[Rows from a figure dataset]
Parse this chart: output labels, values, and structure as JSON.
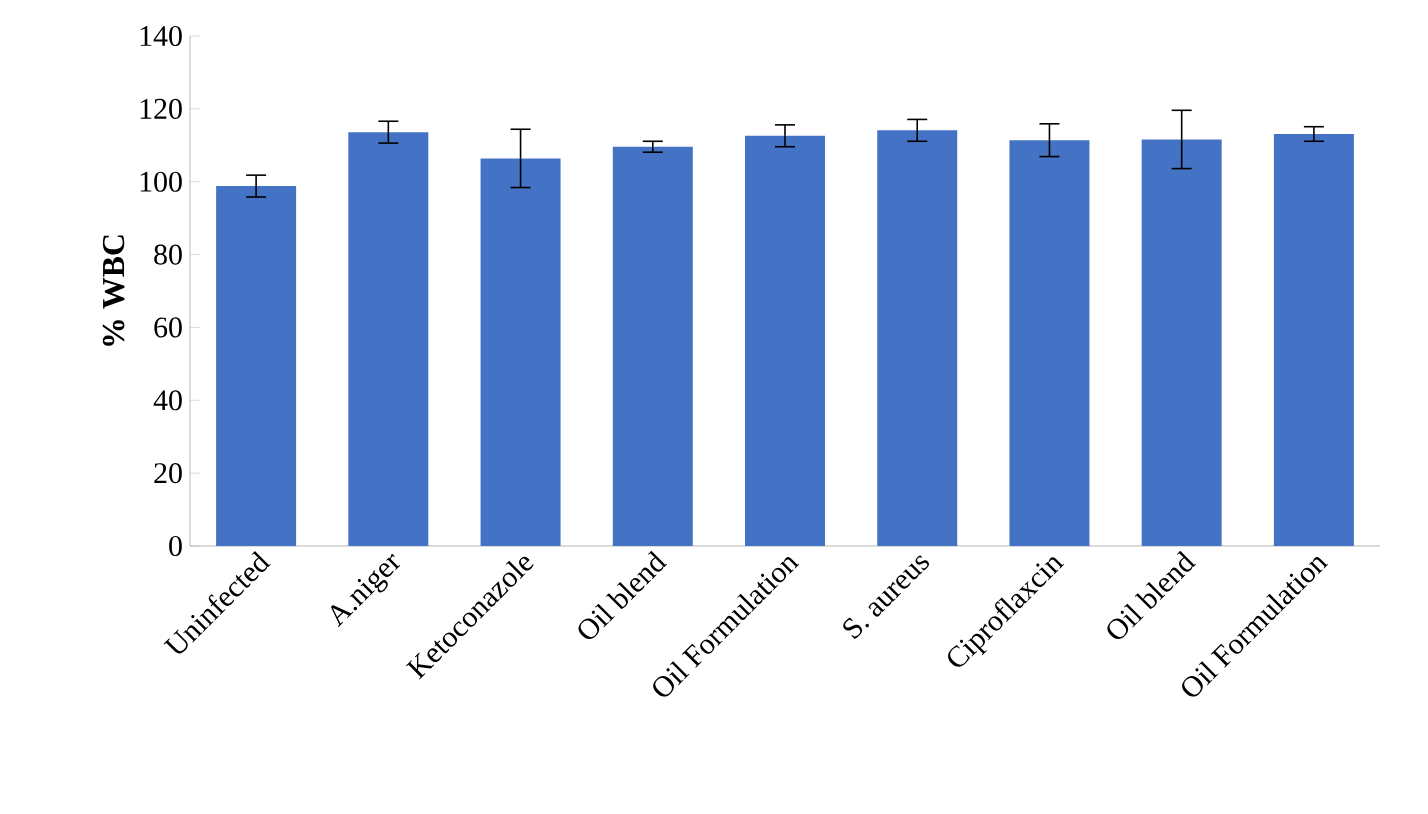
{
  "chart_data": {
    "type": "bar",
    "ylabel": "% WBC",
    "categories": [
      "Uninfected",
      "A.niger",
      "Ketoconazole",
      "Oil blend",
      "Oil Formulation",
      "S. aureus",
      "Ciproflaxcin",
      "Oil blend",
      "Oil Formulation"
    ],
    "values": [
      98.8,
      113.6,
      106.4,
      109.6,
      112.6,
      114.1,
      111.4,
      111.6,
      113.1
    ],
    "errors": [
      3,
      3,
      8,
      1.5,
      3,
      3,
      4.5,
      8,
      2
    ],
    "color": "#4472c4",
    "ylim": [
      0,
      140
    ],
    "yticks": [
      0,
      20,
      40,
      60,
      80,
      100,
      120,
      140
    ],
    "grid": false
  }
}
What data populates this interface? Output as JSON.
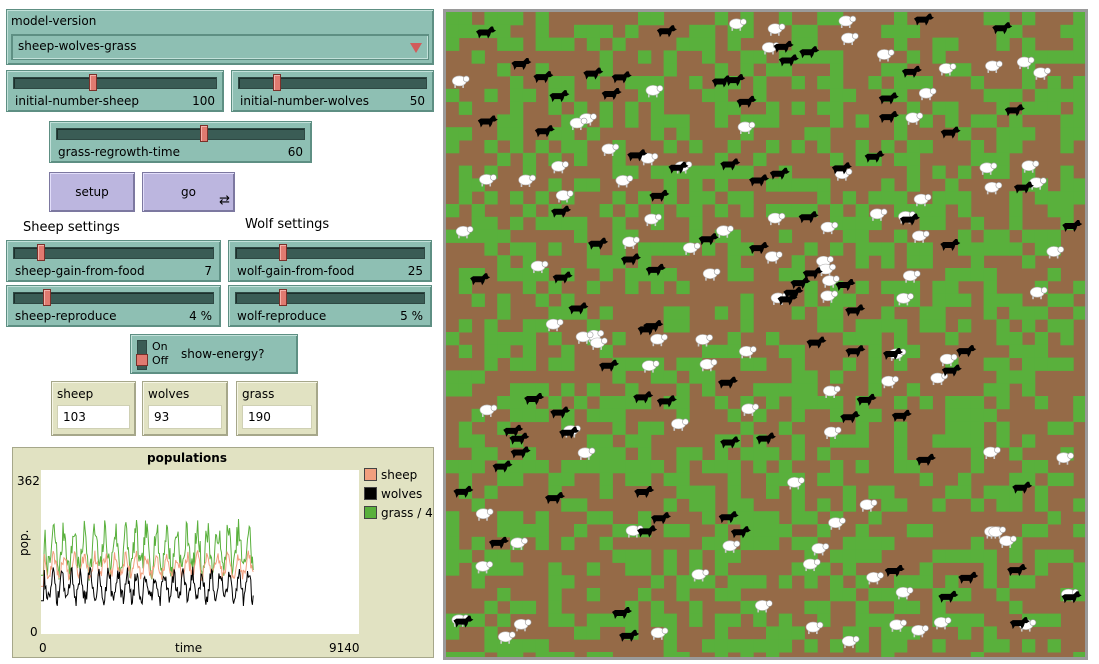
{
  "chooser": {
    "label": "model-version",
    "value": "sheep-wolves-grass"
  },
  "sliders": {
    "initial_number_sheep": {
      "label": "initial-number-sheep",
      "value": "100",
      "fraction": 0.33
    },
    "initial_number_wolves": {
      "label": "initial-number-wolves",
      "value": "50",
      "fraction": 0.2
    },
    "grass_regrowth_time": {
      "label": "grass-regrowth-time",
      "value": "60",
      "fraction": 0.6
    },
    "sheep_gain_from_food": {
      "label": "sheep-gain-from-food",
      "value": "7",
      "fraction": 0.1
    },
    "wolf_gain_from_food": {
      "label": "wolf-gain-from-food",
      "value": "25",
      "fraction": 0.25
    },
    "sheep_reproduce": {
      "label": "sheep-reproduce",
      "value": "4 %",
      "fraction": 0.18
    },
    "wolf_reproduce": {
      "label": "wolf-reproduce",
      "value": "5 %",
      "fraction": 0.25
    }
  },
  "buttons": {
    "setup": "setup",
    "go": "go",
    "forever_icon": "⇄"
  },
  "notes": {
    "sheep_settings": "Sheep settings",
    "wolf_settings": "Wolf settings"
  },
  "switch": {
    "on": "On",
    "off": "Off",
    "label": "show-energy?",
    "state": "off"
  },
  "monitors": {
    "sheep": {
      "label": "sheep",
      "value": "103"
    },
    "wolves": {
      "label": "wolves",
      "value": "93"
    },
    "grass": {
      "label": "grass",
      "value": "190"
    }
  },
  "colors": {
    "sheep_series": "#f19f7e",
    "wolves_series": "#000000",
    "grass_series": "#59b03c",
    "world_dirt": "#956a47",
    "world_grass": "#59b03c"
  },
  "chart_data": {
    "type": "line",
    "title": "populations",
    "xlabel": "time",
    "ylabel": "pop.",
    "xlim": [
      0,
      9140
    ],
    "ylim": [
      0,
      362
    ],
    "x_tick_labels": [
      "0",
      "9140"
    ],
    "y_tick_labels": [
      "0",
      "362"
    ],
    "legend_position": "right",
    "series": [
      {
        "name": "sheep",
        "color": "#f19f7e",
        "pattern": "oscillating",
        "mean": 150,
        "amplitude": 35,
        "x_end": 6100
      },
      {
        "name": "wolves",
        "color": "#000000",
        "pattern": "oscillating",
        "mean": 105,
        "amplitude": 45,
        "x_end": 6100
      },
      {
        "name": "grass / 4",
        "color": "#59b03c",
        "pattern": "oscillating",
        "mean": 185,
        "amplitude": 70,
        "x_end": 6100
      }
    ]
  },
  "world": {
    "icons": {
      "sheep": "sheep-icon",
      "wolf": "wolf-icon",
      "grass": "grass-patch"
    }
  }
}
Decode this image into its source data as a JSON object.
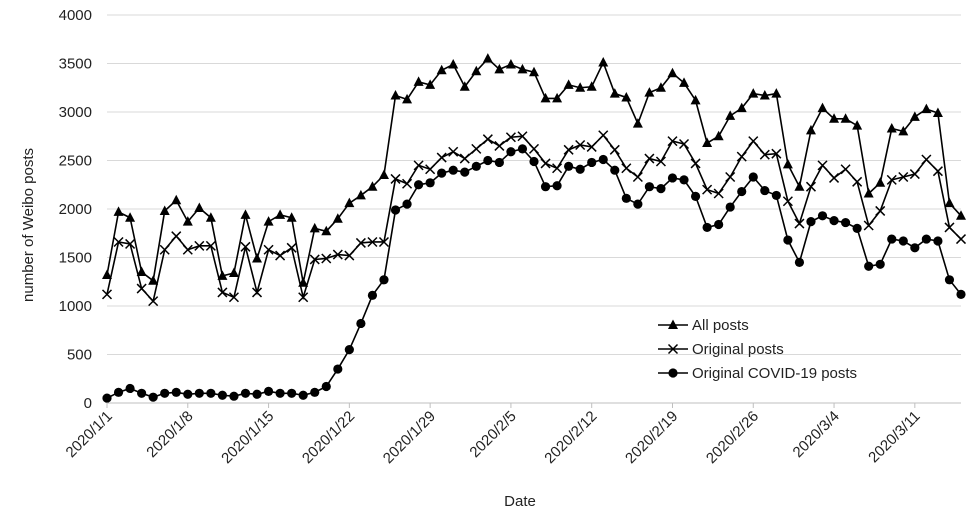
{
  "chart_data": {
    "type": "line",
    "title": "",
    "xlabel": "Date",
    "ylabel": "number of Weibo posts",
    "ylim": [
      0,
      4000
    ],
    "yticks": [
      0,
      500,
      1000,
      1500,
      2000,
      2500,
      3000,
      3500,
      4000
    ],
    "x_tick_labels": [
      "2020/1/1",
      "2020/1/8",
      "2020/1/15",
      "2020/1/22",
      "2020/1/29",
      "2020/2/5",
      "2020/2/12",
      "2020/2/19",
      "2020/2/26",
      "2020/3/4",
      "2020/3/11"
    ],
    "x_start": "2020/1/1",
    "x_end": "2020/3/15",
    "grid": "horizontal",
    "legend_position": "bottom-right",
    "series": [
      {
        "name": "All posts",
        "marker": "triangle",
        "color": "#000000",
        "values": [
          1320,
          1970,
          1910,
          1350,
          1260,
          1980,
          2090,
          1870,
          2010,
          1910,
          1310,
          1340,
          1940,
          1490,
          1870,
          1940,
          1910,
          1240,
          1800,
          1770,
          1900,
          2060,
          2140,
          2230,
          2350,
          3170,
          3130,
          3310,
          3280,
          3430,
          3490,
          3260,
          3420,
          3550,
          3440,
          3490,
          3440,
          3410,
          3140,
          3140,
          3280,
          3250,
          3260,
          3510,
          3190,
          3150,
          2880,
          3200,
          3250,
          3400,
          3300,
          3120,
          2680,
          2750,
          2960,
          3040,
          3190,
          3170,
          3190,
          2460,
          2230,
          2810,
          3040,
          2930,
          2930,
          2860,
          2160,
          2270,
          2830,
          2800,
          2950,
          3030,
          2990,
          2060,
          1930
        ]
      },
      {
        "name": "Original posts",
        "marker": "x",
        "color": "#000000",
        "values": [
          1120,
          1660,
          1640,
          1180,
          1050,
          1580,
          1720,
          1580,
          1620,
          1620,
          1140,
          1090,
          1610,
          1140,
          1580,
          1520,
          1600,
          1090,
          1480,
          1490,
          1530,
          1520,
          1650,
          1660,
          1660,
          2310,
          2260,
          2450,
          2410,
          2530,
          2590,
          2520,
          2620,
          2720,
          2650,
          2740,
          2750,
          2620,
          2470,
          2420,
          2610,
          2660,
          2640,
          2760,
          2610,
          2420,
          2330,
          2520,
          2490,
          2700,
          2670,
          2470,
          2200,
          2160,
          2330,
          2540,
          2700,
          2560,
          2570,
          2080,
          1850,
          2230,
          2450,
          2320,
          2410,
          2280,
          1830,
          1980,
          2300,
          2330,
          2360,
          2510,
          2390,
          1810,
          1690
        ]
      },
      {
        "name": "Original COVID-19 posts",
        "marker": "circle",
        "color": "#000000",
        "values": [
          50,
          110,
          150,
          100,
          60,
          100,
          110,
          90,
          100,
          100,
          80,
          70,
          100,
          90,
          120,
          100,
          100,
          80,
          110,
          170,
          350,
          550,
          820,
          1110,
          1270,
          1990,
          2050,
          2250,
          2270,
          2370,
          2400,
          2380,
          2440,
          2500,
          2480,
          2590,
          2620,
          2490,
          2230,
          2240,
          2440,
          2410,
          2480,
          2510,
          2400,
          2110,
          2050,
          2230,
          2210,
          2320,
          2300,
          2130,
          1810,
          1840,
          2020,
          2180,
          2330,
          2190,
          2140,
          1680,
          1450,
          1870,
          1930,
          1880,
          1860,
          1800,
          1410,
          1430,
          1690,
          1670,
          1600,
          1690,
          1670,
          1270,
          1120
        ]
      }
    ]
  }
}
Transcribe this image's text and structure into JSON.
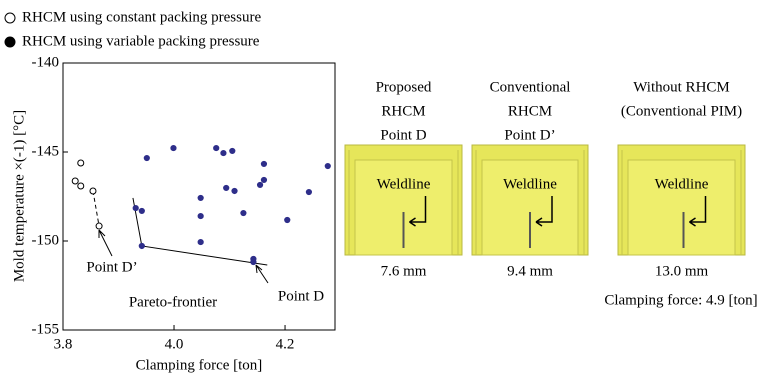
{
  "chart_data": {
    "type": "scatter",
    "xlabel": "Clamping force [ton]",
    "ylabel": "Mold temperature ×(-1) [°C]",
    "xlim": [
      3.8,
      4.29
    ],
    "ylim": [
      -155,
      -140
    ],
    "xticks": [
      3.8,
      {
        "value": 4,
        "label": "4.0"
      },
      4.2
    ],
    "yticks": [
      -140,
      -145,
      -150,
      -155
    ],
    "series": [
      {
        "name": "RHCM using constant packing pressure",
        "marker": "open",
        "color": "#000000",
        "x": [
          3.832,
          3.822,
          3.832,
          3.854,
          3.865
        ],
        "values": [
          -145.62,
          -146.63,
          -146.91,
          -147.19,
          -149.16
        ]
      },
      {
        "name": "RHCM using variable packing pressure",
        "marker": "filled",
        "color": "#2e2e8a",
        "x": [
          3.951,
          3.999,
          4.076,
          4.089,
          4.105,
          4.162,
          4.162,
          4.277,
          3.931,
          3.942,
          3.942,
          4.048,
          4.048,
          4.048,
          4.094,
          4.109,
          4.125,
          4.155,
          4.243,
          4.204,
          4.143,
          4.143
        ],
        "values": [
          -145.34,
          -144.78,
          -144.78,
          -145.06,
          -144.94,
          -145.67,
          -146.57,
          -145.79,
          -148.15,
          -148.31,
          -150.28,
          -147.58,
          -148.6,
          -150.06,
          -147.02,
          -147.19,
          -148.43,
          -146.85,
          -147.25,
          -148.82,
          -151.01,
          -151.18
        ]
      }
    ],
    "lines": [
      {
        "dash": true,
        "x": [
          3.854,
          3.865
        ],
        "values": [
          -147.19,
          -149.16
        ]
      },
      {
        "dash": false,
        "x": [
          3.926,
          3.942,
          4.168
        ],
        "values": [
          -147.58,
          -150.28,
          -151.35
        ]
      }
    ],
    "annotations": [
      "Point D’",
      "Pareto-frontier",
      "Point D"
    ]
  },
  "panels": [
    {
      "title": [
        "Proposed",
        "RHCM",
        "Point D"
      ],
      "label": "Weldline",
      "measure": "7.6 mm"
    },
    {
      "title": [
        "Conventional",
        "RHCM",
        "Point D’"
      ],
      "label": "Weldline",
      "measure": "9.4 mm"
    },
    {
      "title": [
        "Without RHCM",
        "(Conventional PIM)"
      ],
      "label": "Weldline",
      "measure": "13.0 mm"
    }
  ],
  "footer": "Clamping force: 4.9 [ton]"
}
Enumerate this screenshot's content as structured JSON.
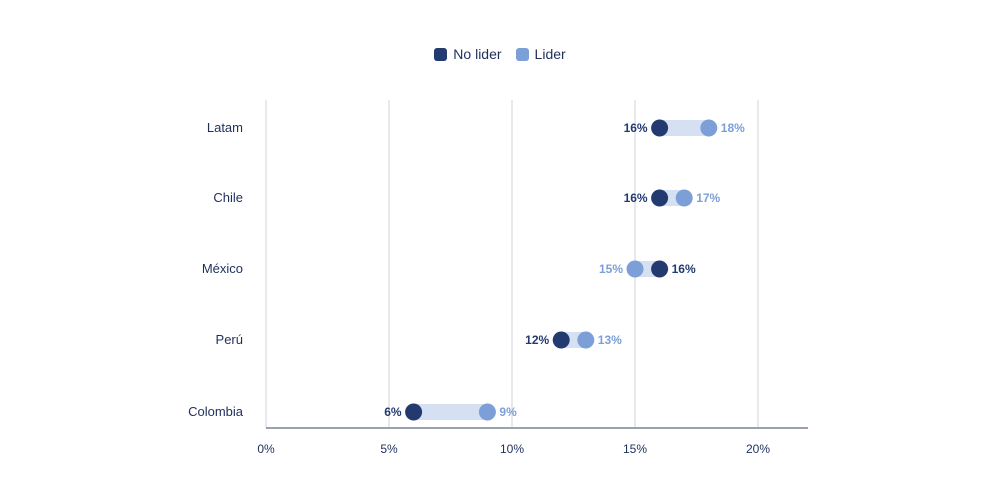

● **What this task involves**: Copy each line of the listing in which the word "using" can be found.

● **Response to the task**:
        "name": "RHCM using constant packing pressure",
        "name": "RHCM using variable packing pressure",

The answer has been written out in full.